Task description - Filter this data down to the lines that hold "apps", and copy them.

Recorded data

____________

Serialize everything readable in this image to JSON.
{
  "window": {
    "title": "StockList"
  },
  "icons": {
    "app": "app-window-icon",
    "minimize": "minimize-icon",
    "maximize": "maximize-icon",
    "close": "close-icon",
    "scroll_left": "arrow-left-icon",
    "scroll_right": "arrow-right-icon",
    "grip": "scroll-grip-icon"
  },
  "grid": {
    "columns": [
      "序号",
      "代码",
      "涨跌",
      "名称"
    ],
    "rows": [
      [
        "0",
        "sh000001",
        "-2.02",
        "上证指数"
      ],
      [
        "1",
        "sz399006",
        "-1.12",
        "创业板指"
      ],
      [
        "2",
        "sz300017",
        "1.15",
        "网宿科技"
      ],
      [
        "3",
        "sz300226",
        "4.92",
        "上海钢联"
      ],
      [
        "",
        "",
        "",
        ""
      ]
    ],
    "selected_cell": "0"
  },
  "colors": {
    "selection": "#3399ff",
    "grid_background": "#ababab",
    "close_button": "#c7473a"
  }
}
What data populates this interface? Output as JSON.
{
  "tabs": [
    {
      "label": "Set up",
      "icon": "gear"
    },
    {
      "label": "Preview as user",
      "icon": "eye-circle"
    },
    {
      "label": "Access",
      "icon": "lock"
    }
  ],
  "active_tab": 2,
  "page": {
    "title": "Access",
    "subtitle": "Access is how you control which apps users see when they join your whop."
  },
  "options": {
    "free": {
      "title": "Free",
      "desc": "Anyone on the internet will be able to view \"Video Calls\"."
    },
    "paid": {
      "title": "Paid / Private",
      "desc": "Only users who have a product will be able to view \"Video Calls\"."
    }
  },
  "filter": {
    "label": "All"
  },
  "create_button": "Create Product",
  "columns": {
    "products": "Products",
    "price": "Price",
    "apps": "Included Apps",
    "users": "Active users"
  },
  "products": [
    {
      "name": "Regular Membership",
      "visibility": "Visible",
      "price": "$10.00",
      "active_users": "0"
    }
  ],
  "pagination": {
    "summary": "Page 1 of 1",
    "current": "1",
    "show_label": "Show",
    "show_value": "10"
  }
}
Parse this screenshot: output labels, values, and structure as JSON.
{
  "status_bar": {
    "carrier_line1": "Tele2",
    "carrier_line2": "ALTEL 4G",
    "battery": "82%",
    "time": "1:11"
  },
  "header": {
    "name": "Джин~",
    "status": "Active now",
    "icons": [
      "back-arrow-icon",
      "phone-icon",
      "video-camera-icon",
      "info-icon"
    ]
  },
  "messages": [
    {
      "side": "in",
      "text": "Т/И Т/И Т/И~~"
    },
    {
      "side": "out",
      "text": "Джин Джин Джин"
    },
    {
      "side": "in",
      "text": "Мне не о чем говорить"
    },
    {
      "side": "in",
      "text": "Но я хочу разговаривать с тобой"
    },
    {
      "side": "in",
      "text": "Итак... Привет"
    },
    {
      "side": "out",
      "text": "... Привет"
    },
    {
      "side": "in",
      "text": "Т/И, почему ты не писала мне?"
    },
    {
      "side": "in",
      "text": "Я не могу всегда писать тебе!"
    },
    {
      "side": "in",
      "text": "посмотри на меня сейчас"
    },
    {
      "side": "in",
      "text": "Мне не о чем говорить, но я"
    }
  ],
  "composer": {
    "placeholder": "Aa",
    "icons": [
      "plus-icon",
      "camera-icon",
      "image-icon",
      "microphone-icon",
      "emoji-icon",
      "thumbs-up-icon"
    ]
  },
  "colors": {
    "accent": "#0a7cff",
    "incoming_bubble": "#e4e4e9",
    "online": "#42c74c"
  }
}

____________

Full output -
    "subtitle": "Access is how you control which apps users see when they join your whop."
    "apps": "Included Apps",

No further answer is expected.